_Task objective_
Extract the listing below in full, unchanged.

▼▼▼

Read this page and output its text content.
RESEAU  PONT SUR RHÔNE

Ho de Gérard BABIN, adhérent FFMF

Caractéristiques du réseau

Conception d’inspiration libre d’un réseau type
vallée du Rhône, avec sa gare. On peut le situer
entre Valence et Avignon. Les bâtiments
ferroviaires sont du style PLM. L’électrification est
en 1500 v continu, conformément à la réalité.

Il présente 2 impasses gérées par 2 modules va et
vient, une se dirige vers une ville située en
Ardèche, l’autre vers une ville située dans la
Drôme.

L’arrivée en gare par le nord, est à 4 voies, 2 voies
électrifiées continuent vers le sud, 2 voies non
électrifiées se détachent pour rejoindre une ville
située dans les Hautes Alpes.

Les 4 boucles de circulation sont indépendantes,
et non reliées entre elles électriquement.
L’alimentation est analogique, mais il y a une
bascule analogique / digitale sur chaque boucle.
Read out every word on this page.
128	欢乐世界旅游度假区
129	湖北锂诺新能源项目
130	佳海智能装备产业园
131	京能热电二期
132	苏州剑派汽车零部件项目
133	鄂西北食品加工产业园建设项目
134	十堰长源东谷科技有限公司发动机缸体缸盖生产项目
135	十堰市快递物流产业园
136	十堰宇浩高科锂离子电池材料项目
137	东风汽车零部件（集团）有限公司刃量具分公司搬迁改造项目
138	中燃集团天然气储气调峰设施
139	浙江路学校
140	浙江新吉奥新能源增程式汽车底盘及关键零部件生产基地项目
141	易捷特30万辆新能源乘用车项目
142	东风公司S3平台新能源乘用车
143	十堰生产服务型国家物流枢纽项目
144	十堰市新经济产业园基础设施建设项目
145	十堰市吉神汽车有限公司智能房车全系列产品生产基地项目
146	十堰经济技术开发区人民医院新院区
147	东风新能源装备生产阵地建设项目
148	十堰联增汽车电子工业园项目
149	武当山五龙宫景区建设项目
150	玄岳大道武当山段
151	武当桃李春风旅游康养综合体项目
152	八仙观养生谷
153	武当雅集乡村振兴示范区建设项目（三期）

▲▲▲

_Response_
Read this page and output its text content.
RESEAU  PONT SUR RHÔNE

Ho de Gérard BABIN, adhérent FFMF

Caractéristiques du réseau

Conception d’inspiration libre d’un réseau type
vallée du Rhône, avec sa gare. On peut le situer
entre Valence et Avignon. Les bâtiments
ferroviaires sont du style PLM. L’électrification est
en 1500 v continu, conformément à la réalité.

Il présente 2 impasses gérées par 2 modules va et
vient, une se dirige vers une ville située en
Ardèche, l’autre vers une ville située dans la
Drôme.

L’arrivée en gare par le nord, est à 4 voies, 2 voies
électrifiées continuent vers le sud, 2 voies non
électrifiées se détachent pour rejoindre une ville
située dans les Hautes Alpes.

Les 4 boucles de circulation sont indépendantes,
et non reliées entre elles électriquement.
L’alimentation est analogique, mais il y a une
bascule analogique / digitale sur chaque boucle.
Read out every word on this page.
128	欢乐世界旅游度假区
129	湖北锂诺新能源项目
130	佳海智能装备产业园
131	京能热电二期
132	苏州剑派汽车零部件项目
133	鄂西北食品加工产业园建设项目
134	十堰长源东谷科技有限公司发动机缸体缸盖生产项目
135	十堰市快递物流产业园
136	十堰宇浩高科锂离子电池材料项目
137	东风汽车零部件（集团）有限公司刃量具分公司搬迁改造项目
138	中燃集团天然气储气调峰设施
139	浙江路学校
140	浙江新吉奥新能源增程式汽车底盘及关键零部件生产基地项目
141	易捷特30万辆新能源乘用车项目
142	东风公司S3平台新能源乘用车
143	十堰生产服务型国家物流枢纽项目
144	十堰市新经济产业园基础设施建设项目
145	十堰市吉神汽车有限公司智能房车全系列产品生产基地项目
146	十堰经济技术开发区人民医院新院区
147	东风新能源装备生产阵地建设项目
148	十堰联增汽车电子工业园项目
149	武当山五龙宫景区建设项目
150	玄岳大道武当山段
151	武当桃李春风旅游康养综合体项目
152	八仙观养生谷
153	武当雅集乡村振兴示范区建设项目（三期）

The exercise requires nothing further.